## START
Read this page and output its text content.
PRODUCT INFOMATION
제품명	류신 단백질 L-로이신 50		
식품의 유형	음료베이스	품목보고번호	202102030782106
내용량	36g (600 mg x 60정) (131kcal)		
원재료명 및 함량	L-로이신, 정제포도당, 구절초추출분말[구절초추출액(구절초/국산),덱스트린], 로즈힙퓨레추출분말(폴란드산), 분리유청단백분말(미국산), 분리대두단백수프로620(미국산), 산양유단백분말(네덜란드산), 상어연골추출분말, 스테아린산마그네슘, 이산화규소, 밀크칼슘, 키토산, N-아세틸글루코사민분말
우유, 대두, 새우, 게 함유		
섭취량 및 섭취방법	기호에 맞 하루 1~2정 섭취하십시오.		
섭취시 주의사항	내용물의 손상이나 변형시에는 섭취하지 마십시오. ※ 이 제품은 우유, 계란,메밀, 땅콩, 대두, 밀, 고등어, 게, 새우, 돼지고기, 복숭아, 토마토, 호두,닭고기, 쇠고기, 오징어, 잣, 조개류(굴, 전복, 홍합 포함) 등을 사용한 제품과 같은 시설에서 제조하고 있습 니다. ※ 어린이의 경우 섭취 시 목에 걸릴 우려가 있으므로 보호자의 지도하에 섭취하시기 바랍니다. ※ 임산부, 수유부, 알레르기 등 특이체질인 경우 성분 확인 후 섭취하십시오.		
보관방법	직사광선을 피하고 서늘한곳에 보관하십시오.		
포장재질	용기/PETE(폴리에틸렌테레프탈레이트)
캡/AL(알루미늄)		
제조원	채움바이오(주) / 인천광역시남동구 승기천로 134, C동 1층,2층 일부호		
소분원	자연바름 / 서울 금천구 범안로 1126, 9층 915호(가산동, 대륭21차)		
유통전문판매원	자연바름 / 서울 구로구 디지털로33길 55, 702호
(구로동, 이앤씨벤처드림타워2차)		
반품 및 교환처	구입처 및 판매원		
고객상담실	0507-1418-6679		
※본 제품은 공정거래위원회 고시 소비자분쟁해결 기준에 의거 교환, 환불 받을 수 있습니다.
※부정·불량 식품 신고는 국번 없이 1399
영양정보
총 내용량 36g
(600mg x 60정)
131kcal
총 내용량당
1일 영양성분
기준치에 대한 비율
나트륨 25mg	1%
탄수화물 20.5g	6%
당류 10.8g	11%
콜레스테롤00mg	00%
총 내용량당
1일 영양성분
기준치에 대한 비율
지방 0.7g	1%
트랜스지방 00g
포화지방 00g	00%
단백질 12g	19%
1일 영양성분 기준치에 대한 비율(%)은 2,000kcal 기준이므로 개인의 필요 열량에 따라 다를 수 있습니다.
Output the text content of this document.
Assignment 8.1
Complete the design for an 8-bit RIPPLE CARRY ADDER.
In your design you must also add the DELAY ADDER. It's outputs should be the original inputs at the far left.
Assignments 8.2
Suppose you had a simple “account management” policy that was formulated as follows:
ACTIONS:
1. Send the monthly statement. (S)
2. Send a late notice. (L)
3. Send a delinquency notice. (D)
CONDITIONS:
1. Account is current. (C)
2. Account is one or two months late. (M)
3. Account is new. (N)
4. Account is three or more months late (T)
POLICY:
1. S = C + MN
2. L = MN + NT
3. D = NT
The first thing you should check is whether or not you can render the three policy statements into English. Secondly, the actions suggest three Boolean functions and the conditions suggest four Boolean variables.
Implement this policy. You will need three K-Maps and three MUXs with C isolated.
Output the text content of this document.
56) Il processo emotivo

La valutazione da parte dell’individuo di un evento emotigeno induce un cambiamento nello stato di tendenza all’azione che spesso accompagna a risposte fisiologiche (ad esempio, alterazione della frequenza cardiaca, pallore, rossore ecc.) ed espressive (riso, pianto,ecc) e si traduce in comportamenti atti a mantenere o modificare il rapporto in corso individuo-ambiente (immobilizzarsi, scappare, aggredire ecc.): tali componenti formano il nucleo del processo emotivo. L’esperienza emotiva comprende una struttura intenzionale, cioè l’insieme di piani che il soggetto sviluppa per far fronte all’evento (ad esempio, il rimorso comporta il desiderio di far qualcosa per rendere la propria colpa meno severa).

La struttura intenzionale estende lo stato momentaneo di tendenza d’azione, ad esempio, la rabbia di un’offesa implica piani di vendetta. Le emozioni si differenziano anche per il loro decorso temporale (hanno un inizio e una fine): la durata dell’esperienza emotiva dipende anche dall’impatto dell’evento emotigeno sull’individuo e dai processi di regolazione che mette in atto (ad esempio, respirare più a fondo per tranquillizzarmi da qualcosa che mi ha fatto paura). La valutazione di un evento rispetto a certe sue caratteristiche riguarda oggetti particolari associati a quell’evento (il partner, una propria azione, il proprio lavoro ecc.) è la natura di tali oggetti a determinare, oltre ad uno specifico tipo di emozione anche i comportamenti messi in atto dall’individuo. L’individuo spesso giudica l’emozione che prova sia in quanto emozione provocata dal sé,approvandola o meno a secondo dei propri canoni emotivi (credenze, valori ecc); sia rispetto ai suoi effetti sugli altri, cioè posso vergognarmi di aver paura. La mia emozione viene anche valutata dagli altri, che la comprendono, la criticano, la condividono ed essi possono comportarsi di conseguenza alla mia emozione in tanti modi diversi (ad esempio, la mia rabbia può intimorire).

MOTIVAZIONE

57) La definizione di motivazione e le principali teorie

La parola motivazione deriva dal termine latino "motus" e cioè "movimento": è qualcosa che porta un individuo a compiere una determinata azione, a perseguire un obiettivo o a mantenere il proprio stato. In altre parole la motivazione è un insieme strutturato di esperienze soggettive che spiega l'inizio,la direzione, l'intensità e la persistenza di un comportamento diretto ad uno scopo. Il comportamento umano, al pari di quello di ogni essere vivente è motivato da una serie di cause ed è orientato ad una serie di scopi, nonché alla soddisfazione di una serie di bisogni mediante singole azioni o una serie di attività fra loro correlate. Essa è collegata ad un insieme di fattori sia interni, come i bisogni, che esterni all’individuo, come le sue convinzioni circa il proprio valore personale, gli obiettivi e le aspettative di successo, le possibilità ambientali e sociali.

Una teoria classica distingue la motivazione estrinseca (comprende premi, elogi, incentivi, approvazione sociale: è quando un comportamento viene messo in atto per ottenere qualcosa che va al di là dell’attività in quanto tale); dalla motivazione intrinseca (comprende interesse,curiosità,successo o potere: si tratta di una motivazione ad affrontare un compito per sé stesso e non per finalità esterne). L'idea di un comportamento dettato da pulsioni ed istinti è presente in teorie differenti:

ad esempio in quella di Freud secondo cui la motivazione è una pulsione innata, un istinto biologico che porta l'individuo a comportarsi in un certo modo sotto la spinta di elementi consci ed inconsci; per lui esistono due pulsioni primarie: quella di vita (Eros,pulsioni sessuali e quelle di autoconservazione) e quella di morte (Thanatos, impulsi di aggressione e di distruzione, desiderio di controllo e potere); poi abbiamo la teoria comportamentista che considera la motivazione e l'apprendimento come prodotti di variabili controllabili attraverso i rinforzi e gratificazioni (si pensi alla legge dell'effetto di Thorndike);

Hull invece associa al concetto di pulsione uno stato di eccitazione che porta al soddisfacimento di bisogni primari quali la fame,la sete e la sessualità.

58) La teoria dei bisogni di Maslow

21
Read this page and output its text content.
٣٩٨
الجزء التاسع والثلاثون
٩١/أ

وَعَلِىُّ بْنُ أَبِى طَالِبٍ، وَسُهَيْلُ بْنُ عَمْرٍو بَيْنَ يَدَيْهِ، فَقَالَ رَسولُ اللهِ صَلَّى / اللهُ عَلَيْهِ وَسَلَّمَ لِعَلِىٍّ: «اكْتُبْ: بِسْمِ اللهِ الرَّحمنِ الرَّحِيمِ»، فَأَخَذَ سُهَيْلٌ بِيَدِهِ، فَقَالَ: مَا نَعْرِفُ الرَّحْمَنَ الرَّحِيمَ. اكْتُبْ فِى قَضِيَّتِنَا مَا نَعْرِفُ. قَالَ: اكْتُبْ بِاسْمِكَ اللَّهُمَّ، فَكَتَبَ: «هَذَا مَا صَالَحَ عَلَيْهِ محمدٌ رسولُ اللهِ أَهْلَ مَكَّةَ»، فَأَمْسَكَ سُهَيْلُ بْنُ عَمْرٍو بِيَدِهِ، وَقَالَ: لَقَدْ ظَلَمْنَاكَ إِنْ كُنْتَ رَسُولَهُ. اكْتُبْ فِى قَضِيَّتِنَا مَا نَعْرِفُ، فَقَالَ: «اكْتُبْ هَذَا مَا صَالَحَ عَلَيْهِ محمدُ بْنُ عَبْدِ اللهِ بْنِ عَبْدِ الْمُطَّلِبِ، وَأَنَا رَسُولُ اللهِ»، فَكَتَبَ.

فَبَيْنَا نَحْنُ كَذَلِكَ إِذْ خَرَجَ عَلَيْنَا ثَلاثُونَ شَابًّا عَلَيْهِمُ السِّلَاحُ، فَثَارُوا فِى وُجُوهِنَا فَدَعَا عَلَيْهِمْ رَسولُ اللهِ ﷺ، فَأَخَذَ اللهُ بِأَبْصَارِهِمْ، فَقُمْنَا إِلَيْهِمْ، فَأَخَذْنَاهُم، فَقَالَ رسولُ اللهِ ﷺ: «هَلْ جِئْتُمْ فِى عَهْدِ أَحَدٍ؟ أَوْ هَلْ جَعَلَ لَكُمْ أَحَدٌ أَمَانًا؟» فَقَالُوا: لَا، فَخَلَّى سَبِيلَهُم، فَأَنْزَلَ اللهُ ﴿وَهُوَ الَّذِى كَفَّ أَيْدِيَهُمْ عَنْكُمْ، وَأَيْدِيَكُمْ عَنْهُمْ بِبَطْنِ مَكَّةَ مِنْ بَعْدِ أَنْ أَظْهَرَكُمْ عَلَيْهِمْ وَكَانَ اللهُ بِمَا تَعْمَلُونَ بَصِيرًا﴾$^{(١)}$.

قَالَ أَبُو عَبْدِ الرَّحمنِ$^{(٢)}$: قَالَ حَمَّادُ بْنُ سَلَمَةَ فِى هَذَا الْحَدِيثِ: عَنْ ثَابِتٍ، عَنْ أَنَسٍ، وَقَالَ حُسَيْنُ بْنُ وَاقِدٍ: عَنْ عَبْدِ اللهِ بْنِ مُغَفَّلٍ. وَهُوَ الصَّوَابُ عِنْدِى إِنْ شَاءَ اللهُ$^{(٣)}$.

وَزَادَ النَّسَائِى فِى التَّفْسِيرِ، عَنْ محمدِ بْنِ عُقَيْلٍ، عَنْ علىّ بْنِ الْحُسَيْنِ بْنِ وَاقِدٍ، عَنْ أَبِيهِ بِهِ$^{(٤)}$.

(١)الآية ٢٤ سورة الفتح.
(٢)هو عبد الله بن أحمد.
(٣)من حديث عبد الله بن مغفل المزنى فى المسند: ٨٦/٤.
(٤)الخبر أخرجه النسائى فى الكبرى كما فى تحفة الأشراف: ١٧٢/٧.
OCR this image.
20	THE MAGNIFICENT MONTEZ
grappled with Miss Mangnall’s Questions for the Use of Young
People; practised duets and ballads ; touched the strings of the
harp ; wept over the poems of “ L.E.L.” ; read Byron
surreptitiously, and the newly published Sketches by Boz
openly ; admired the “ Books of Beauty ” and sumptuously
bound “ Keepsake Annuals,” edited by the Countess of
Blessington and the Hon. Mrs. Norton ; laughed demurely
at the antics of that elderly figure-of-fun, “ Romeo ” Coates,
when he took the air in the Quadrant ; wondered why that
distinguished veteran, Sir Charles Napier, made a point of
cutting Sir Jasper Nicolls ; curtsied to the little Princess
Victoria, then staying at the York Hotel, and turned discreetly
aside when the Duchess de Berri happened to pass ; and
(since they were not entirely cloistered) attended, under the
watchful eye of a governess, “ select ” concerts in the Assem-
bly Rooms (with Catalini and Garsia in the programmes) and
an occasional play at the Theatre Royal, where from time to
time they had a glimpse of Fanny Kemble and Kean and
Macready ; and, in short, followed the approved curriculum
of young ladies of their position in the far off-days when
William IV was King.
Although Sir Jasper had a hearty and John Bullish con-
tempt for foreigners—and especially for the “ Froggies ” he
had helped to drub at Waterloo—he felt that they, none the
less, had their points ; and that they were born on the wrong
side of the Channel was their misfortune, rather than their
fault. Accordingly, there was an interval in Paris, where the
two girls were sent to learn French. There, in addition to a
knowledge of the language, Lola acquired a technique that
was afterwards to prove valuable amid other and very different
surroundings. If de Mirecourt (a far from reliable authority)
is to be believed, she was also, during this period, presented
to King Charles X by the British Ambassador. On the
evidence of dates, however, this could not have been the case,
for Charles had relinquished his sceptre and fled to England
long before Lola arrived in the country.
## END
* Task brief
Identify every line above with the string "from" in it. Copy those lines.

* Solution to the problem
an occasional play at the Theatre Royal, where from time to
surroundings. If de Mirecourt (a far from reliable authority)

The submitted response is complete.